It has been a pretty good couple of weeks for Pandora. The internet streamer showed up at the top of Ando Media’s latest Internet radio ranker. Then a study came out raising questions regarding Pandora listener fatigue, and the service's fans (or perhaps hopeful vendors) rushed to their defense declaring:
I worry about studies like this, because they tempt the broadcaster to lean back and say "look, see--Pandora's a fad." Nothing could be further from the truth, as Clear Channel, CBS and other webcasters can attest, since Pandora is cleaning their clocks right now online.
Soon after the ratings were released, a number of companies used this year’s Consumer Electronics Show (CES) to announce deals to offer Pandora enabled mobile entertainment systems.
This is how the Wall Street Journal reported the news:
Pandora Inc. has struck a deal with electronics maker Pioneer Corp. that promises to make it easier for drivers to listen to its personalized radio service in cars-bringing Internet radio one step closer to snagging a built-in spot on dashboards. The development represents a direct challenge to broadcasters of satellite and traditional radio, who have long dreaded the arrival of Internet radio in cars.
Back in November we noted that venture capitalists Crosslink Capital, Labrador Venture Partners, Selby Venture Partners and WaldenVC had thus far poured $56.3 million into the company. They must have been very pleased with all the coverage.
The deals Pandora cut with Ford, Pioneer, and Alpine might seem major breakthroughs for a company touted as the future of radio, one that is “cleaning the clocks of Clear Channel and CBS.” You might be tempted to agree with the Wall Street Journal that with Pandora on the dashboard, radio’s dominance in the car is over, but hold on a minute.
====
**To do:**
[a] According to the passage about Pandora, how much money had venture capitalists put into the company as of November?
[b] Transcribe everything in the passage about Pandora from "Soon after the" down to "all the coverage.".

**Collected data:**
====
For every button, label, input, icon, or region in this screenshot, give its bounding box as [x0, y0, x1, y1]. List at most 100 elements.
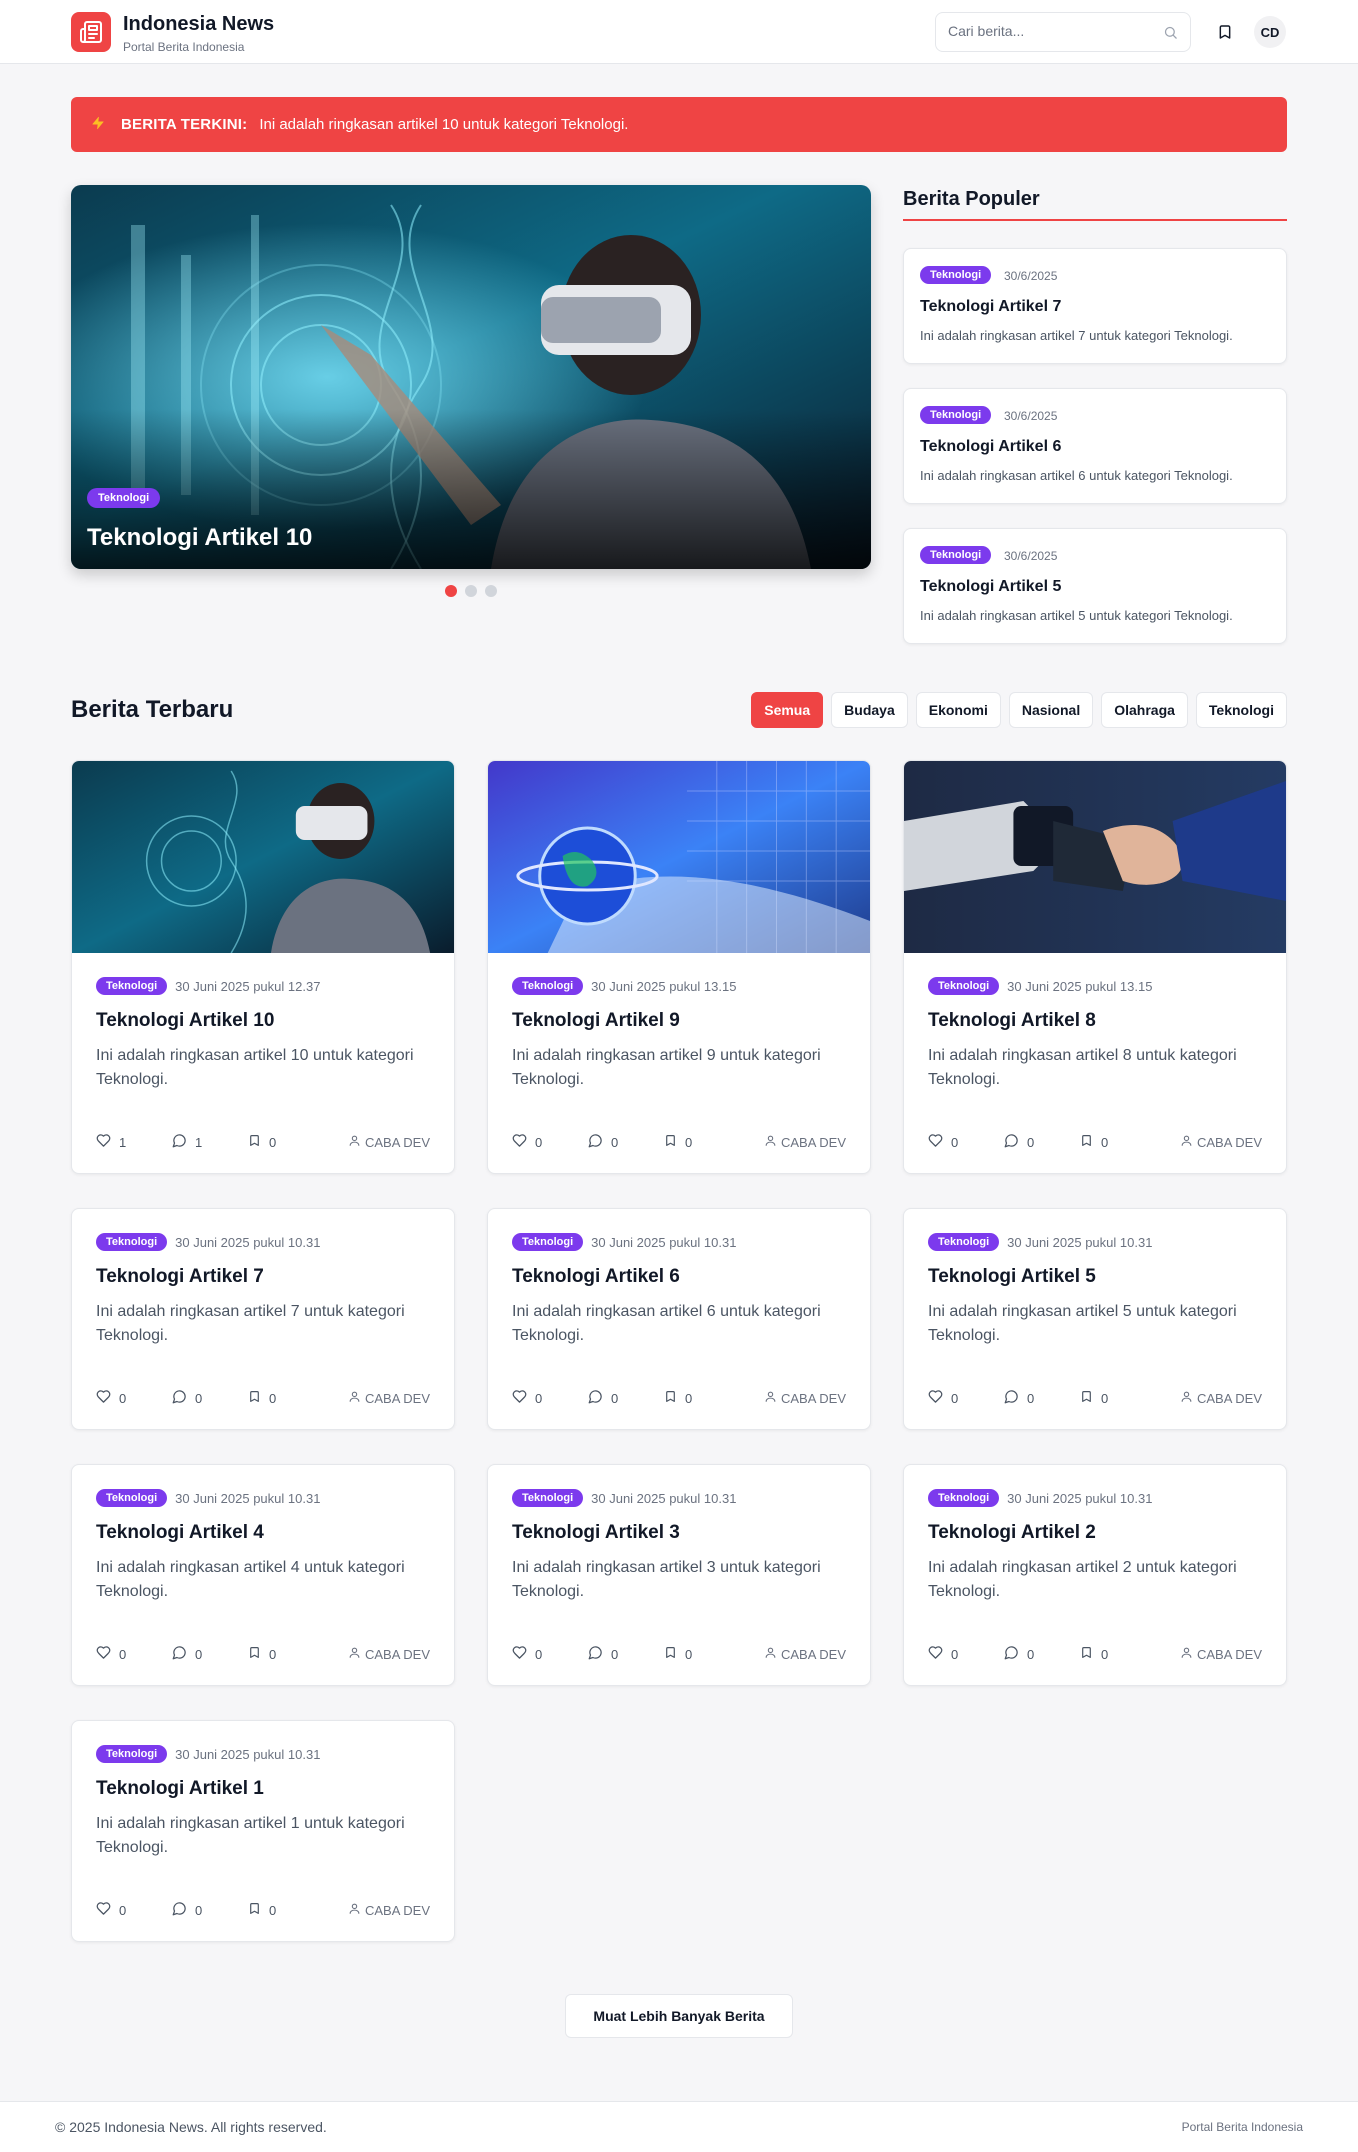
====
**Full answers:**
[a] $56.3 million

[b]
Soon after the ratings were released, a number of companies used this year’s Consumer Electronics Show (CES) to announce deals to offer Pandora enabled mobile entertainment systems.
This is how the Wall Street Journal reported the news:
Pandora Inc. has struck a deal with electronics maker Pioneer Corp. that promises to make it easier for drivers to listen to its personalized radio service in cars-bringing Internet radio one step closer to snagging a built-in spot on dashboards. The development represents a direct challenge to broadcasters of satellite and traditional radio, who have long dreaded the arrival of Internet radio in cars.
Back in November we noted that venture capitalists Crosslink Capital, Labrador Venture Partners, Selby Venture Partners and WaldenVC had thus far poured $56.3 million into the company. They must have been very pleased with all the coverage.